# STATED PROBLEM
Gather the lines below that include the string "riba", copying each in full.

Records contained in a dataset:
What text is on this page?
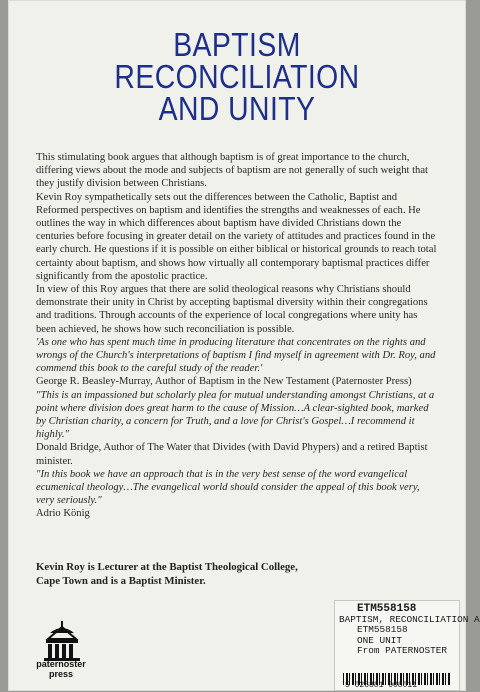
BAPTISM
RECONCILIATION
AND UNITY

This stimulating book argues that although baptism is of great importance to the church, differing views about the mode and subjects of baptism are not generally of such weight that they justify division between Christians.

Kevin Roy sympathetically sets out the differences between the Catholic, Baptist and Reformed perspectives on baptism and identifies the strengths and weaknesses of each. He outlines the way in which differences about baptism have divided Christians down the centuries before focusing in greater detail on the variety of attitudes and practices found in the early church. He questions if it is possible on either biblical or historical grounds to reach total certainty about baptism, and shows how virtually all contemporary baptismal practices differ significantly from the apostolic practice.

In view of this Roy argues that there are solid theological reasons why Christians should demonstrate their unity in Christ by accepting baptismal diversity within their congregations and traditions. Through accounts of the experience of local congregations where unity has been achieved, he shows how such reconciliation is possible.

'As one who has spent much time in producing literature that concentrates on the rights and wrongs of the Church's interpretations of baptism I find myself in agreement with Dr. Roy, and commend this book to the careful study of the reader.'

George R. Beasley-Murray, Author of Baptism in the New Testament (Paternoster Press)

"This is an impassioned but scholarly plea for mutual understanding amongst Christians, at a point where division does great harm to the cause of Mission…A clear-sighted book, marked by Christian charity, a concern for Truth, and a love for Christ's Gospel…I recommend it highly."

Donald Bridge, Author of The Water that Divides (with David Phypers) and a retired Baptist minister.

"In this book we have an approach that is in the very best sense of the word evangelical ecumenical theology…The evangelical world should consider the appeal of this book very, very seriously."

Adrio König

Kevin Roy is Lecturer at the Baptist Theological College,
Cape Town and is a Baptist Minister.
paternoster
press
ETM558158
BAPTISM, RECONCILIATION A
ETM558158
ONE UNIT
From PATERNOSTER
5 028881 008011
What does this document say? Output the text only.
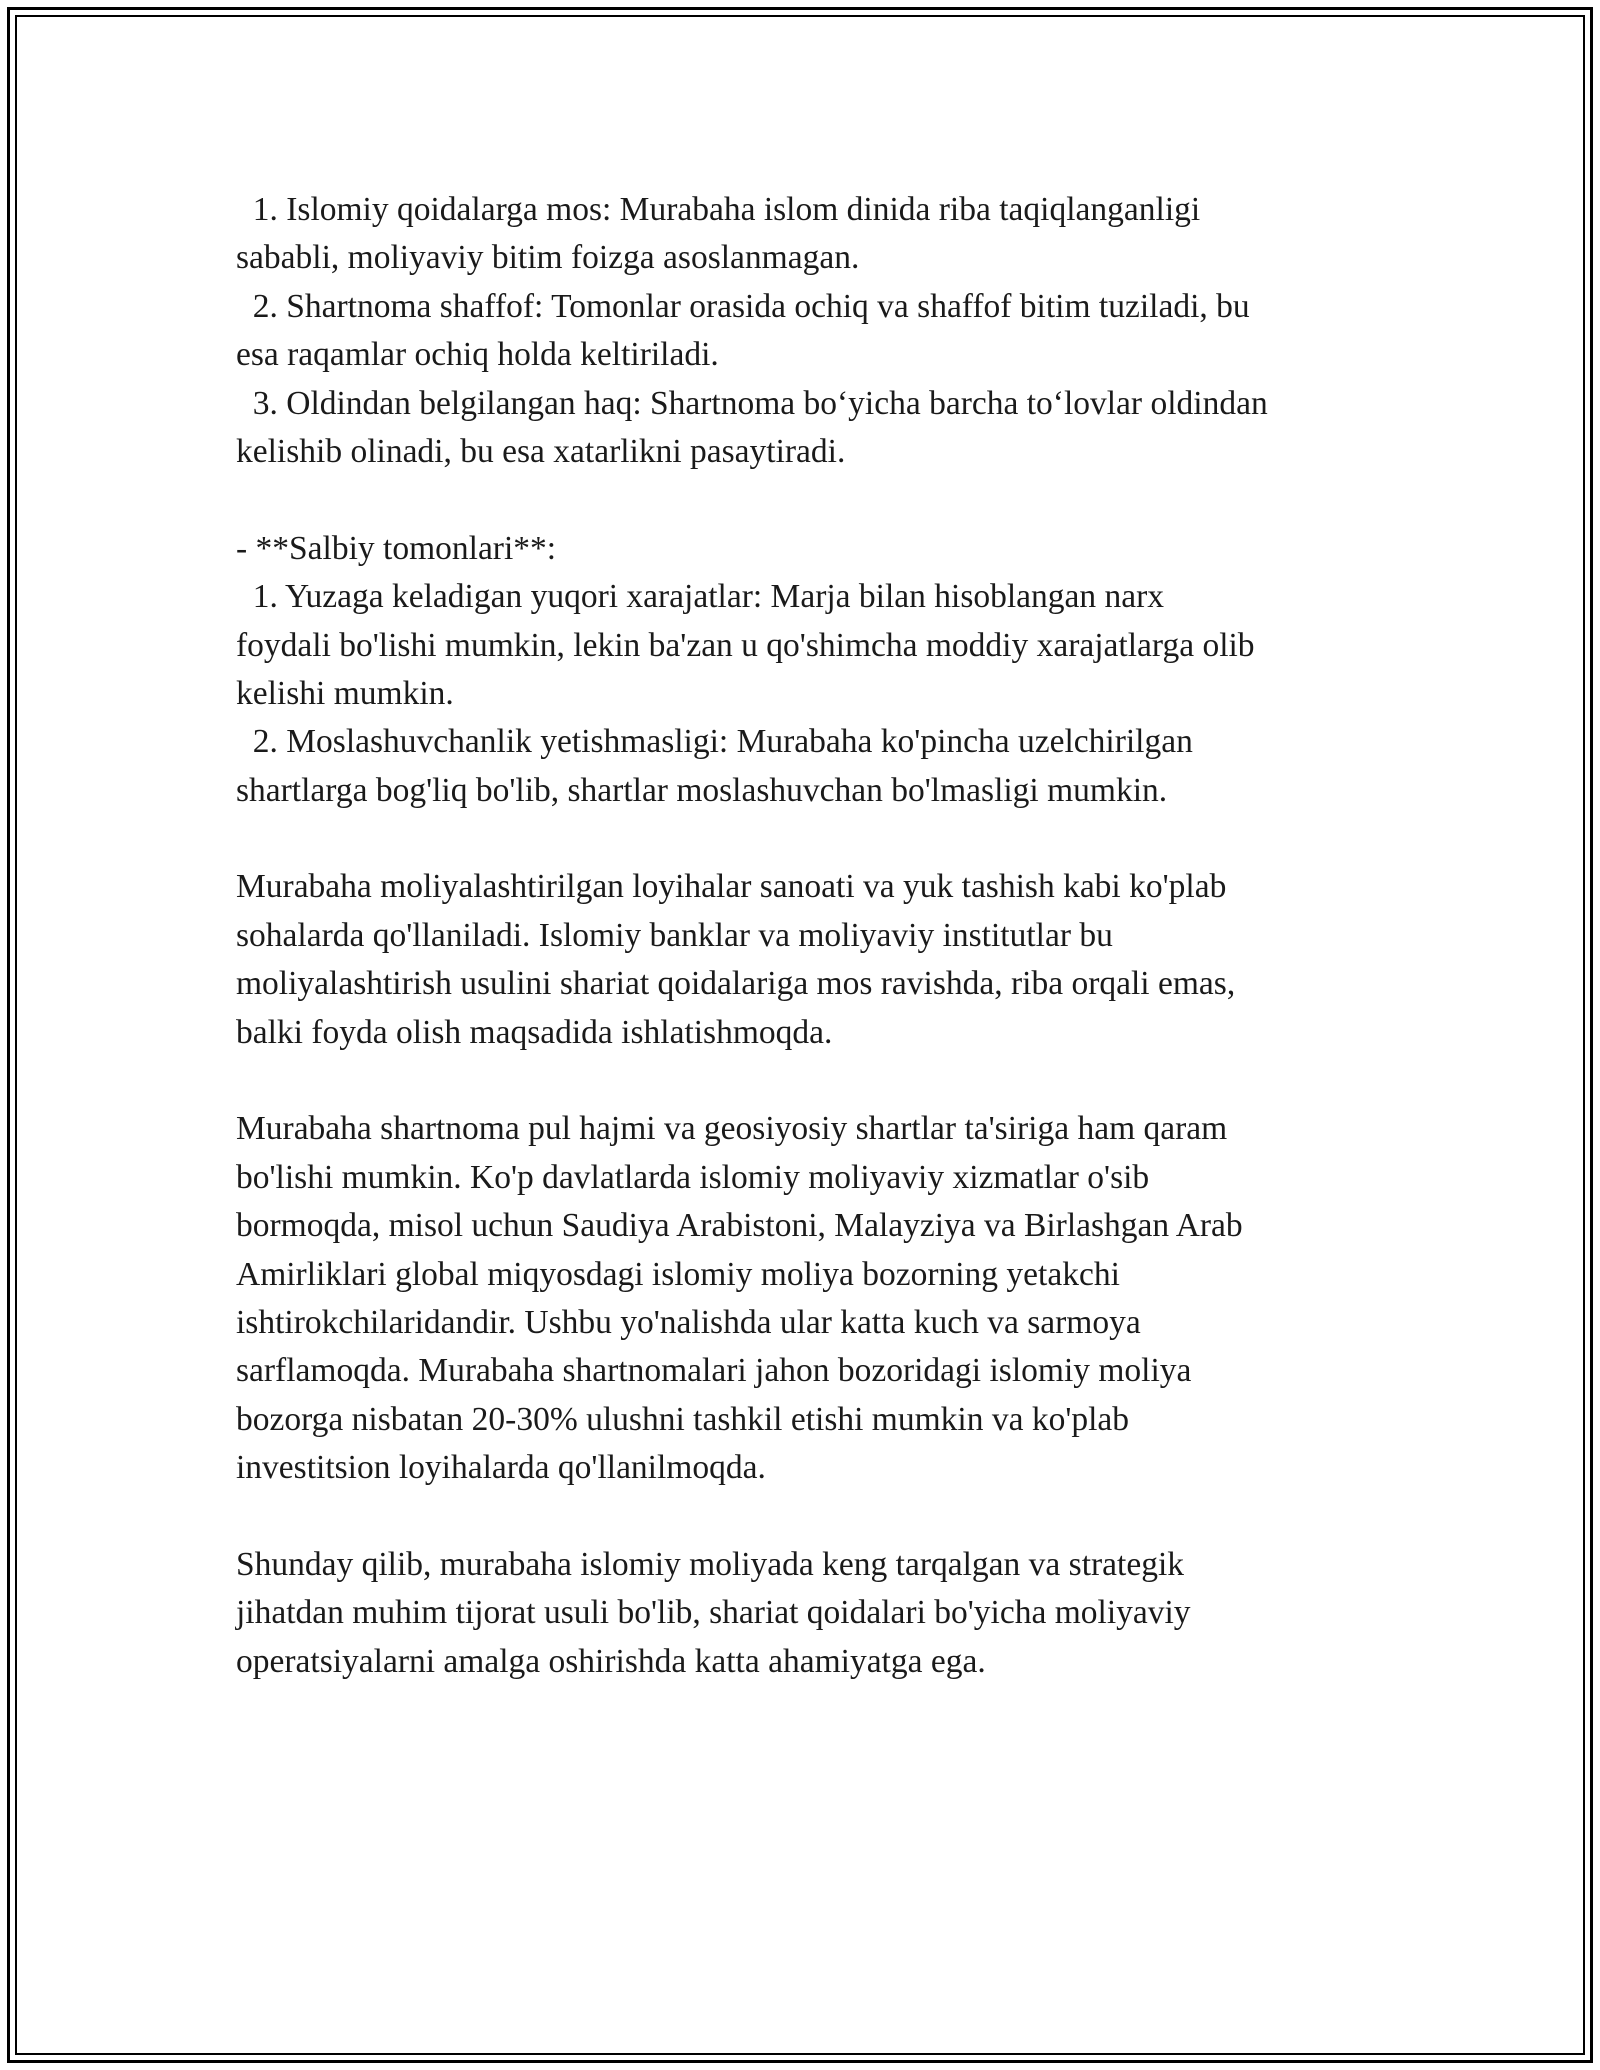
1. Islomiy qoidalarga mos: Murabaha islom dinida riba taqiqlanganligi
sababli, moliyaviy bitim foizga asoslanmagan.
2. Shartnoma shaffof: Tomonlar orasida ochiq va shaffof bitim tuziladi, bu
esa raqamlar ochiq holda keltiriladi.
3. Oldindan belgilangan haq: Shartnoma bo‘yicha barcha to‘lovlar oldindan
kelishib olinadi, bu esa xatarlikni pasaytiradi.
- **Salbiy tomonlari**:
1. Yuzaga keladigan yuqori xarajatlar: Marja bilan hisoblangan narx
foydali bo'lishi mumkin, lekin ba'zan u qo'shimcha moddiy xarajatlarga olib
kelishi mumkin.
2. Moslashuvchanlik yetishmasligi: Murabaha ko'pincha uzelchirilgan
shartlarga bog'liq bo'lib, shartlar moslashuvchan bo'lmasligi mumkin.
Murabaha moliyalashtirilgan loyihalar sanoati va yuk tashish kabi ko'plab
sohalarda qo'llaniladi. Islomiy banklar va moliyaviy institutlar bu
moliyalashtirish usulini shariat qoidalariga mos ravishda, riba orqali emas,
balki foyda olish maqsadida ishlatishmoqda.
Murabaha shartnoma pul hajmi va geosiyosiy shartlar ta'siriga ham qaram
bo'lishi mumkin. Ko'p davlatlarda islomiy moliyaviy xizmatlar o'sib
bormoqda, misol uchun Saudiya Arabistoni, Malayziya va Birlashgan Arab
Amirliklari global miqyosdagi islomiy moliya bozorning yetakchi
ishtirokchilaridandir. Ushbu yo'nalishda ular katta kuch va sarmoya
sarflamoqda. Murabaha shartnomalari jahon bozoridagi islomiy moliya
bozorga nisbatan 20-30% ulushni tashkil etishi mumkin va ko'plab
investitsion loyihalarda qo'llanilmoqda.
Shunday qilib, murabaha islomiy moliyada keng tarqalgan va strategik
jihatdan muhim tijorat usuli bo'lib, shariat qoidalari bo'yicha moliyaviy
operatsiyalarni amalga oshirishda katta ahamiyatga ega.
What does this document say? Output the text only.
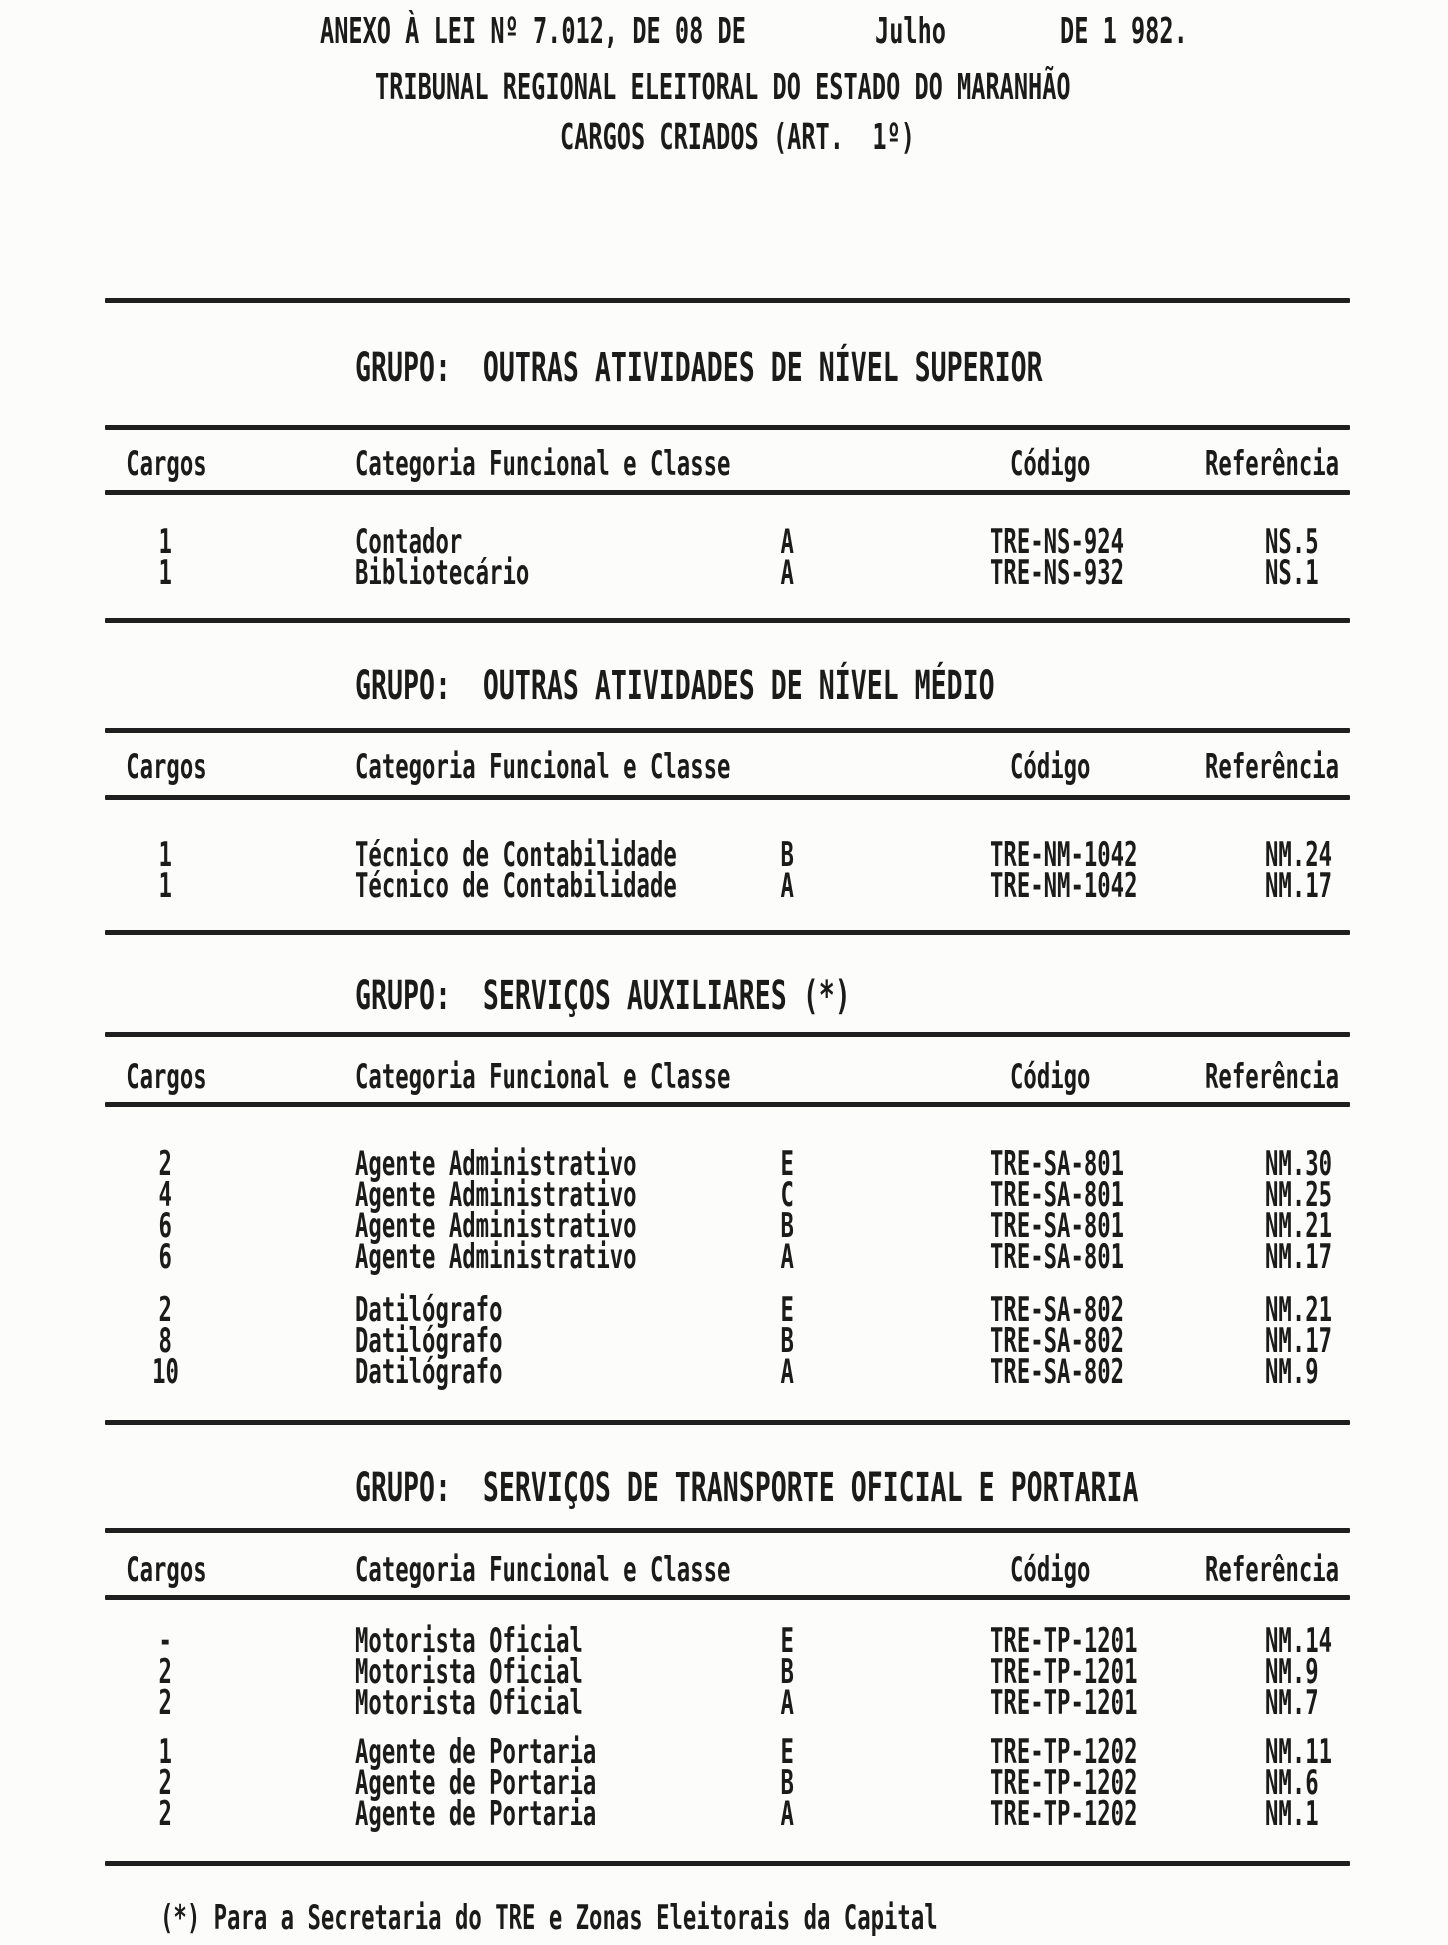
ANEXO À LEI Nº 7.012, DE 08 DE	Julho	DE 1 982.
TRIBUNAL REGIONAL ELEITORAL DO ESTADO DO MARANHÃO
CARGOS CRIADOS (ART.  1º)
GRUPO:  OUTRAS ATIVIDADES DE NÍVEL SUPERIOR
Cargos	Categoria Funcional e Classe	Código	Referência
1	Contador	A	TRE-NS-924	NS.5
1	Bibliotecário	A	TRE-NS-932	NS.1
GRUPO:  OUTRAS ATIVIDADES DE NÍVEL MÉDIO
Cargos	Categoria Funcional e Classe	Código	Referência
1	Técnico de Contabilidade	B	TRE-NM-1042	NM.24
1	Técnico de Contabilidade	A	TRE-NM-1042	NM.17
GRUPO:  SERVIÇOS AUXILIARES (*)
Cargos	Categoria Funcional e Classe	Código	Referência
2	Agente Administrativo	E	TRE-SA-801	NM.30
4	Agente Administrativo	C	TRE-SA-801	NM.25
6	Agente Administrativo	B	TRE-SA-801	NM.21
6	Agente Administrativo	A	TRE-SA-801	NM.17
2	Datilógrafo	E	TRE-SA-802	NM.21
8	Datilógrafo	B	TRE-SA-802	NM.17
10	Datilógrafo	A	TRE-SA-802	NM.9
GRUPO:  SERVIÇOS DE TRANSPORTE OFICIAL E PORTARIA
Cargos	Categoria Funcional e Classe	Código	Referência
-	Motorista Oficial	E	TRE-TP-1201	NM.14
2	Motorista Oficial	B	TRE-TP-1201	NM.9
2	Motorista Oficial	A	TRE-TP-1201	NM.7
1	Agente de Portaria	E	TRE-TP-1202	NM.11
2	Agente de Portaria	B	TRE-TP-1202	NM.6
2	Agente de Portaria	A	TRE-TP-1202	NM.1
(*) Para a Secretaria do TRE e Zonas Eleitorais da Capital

# TASK OUTPUT
1. Islomiy qoidalarga mos: Murabaha islom dinida riba taqiqlanganligi
moliyalashtirish usulini shariat qoidalariga mos ravishda, riba orqali emas,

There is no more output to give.